• [WHAT YOU SHOULD DO]
Exactly as given, repeat all of the entries.

○ ○ ○ ○ ○

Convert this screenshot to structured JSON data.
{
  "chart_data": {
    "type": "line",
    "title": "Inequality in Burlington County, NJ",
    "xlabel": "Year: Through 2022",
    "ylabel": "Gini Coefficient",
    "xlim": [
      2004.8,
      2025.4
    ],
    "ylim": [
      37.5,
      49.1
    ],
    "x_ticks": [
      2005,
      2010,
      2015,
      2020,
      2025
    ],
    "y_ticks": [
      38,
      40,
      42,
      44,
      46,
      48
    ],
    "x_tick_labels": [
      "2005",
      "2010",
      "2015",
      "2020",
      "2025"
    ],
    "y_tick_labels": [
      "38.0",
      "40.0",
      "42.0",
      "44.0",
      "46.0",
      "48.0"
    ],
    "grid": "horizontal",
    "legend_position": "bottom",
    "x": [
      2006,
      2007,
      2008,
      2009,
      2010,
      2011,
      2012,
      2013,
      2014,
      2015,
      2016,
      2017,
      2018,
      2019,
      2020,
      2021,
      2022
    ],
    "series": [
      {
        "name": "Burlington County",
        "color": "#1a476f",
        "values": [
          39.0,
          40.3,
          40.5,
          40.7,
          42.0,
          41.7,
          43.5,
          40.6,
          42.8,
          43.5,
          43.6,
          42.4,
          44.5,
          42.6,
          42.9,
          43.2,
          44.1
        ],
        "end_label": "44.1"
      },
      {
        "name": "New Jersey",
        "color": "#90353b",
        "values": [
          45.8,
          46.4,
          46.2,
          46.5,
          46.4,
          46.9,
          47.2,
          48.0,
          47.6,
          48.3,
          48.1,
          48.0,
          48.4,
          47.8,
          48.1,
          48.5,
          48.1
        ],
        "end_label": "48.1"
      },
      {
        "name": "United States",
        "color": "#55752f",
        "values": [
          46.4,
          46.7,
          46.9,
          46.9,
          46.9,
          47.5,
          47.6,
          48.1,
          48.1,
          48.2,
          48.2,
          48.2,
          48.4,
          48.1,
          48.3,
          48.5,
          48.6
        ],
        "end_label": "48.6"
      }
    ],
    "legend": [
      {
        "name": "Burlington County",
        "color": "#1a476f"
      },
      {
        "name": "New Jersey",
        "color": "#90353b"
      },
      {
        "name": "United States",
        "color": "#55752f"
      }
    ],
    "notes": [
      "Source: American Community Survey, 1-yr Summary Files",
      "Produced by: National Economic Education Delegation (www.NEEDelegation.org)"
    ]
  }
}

○ ○ ○ ○ ○

• [THE OUTPUT]
Convert this screenshot to structured JSON data.
{
  "chart_data": {
    "type": "line",
    "title": "Inequality in Burlington County, NJ",
    "xlabel": "Year: Through 2022",
    "ylabel": "Gini Coefficient",
    "xlim": [
      2004.8,
      2025.4
    ],
    "ylim": [
      37.5,
      49.1
    ],
    "x_ticks": [
      2005,
      2010,
      2015,
      2020,
      2025
    ],
    "y_ticks": [
      38,
      40,
      42,
      44,
      46,
      48
    ],
    "x_tick_labels": [
      "2005",
      "2010",
      "2015",
      "2020",
      "2025"
    ],
    "y_tick_labels": [
      "38.0",
      "40.0",
      "42.0",
      "44.0",
      "46.0",
      "48.0"
    ],
    "grid": "horizontal",
    "legend_position": "bottom",
    "x": [
      2006,
      2007,
      2008,
      2009,
      2010,
      2011,
      2012,
      2013,
      2014,
      2015,
      2016,
      2017,
      2018,
      2019,
      2020,
      2021,
      2022
    ],
    "series": [
      {
        "name": "Burlington County",
        "color": "#1a476f",
        "values": [
          39.0,
          40.3,
          40.5,
          40.7,
          42.0,
          41.7,
          43.5,
          40.6,
          42.8,
          43.5,
          43.6,
          42.4,
          44.5,
          42.6,
          42.9,
          43.2,
          44.1
        ],
        "end_label": "44.1"
      },
      {
        "name": "New Jersey",
        "color": "#90353b",
        "values": [
          45.8,
          46.4,
          46.2,
          46.5,
          46.4,
          46.9,
          47.2,
          48.0,
          47.6,
          48.3,
          48.1,
          48.0,
          48.4,
          47.8,
          48.1,
          48.5,
          48.1
        ],
        "end_label": "48.1"
      },
      {
        "name": "United States",
        "color": "#55752f",
        "values": [
          46.4,
          46.7,
          46.9,
          46.9,
          46.9,
          47.5,
          47.6,
          48.1,
          48.1,
          48.2,
          48.2,
          48.2,
          48.4,
          48.1,
          48.3,
          48.5,
          48.6
        ],
        "end_label": "48.6"
      }
    ],
    "legend": [
      {
        "name": "Burlington County",
        "color": "#1a476f"
      },
      {
        "name": "New Jersey",
        "color": "#90353b"
      },
      {
        "name": "United States",
        "color": "#55752f"
      }
    ],
    "notes": [
      "Source: American Community Survey, 1-yr Summary Files",
      "Produced by: National Economic Education Delegation (www.NEEDelegation.org)"
    ]
  }
}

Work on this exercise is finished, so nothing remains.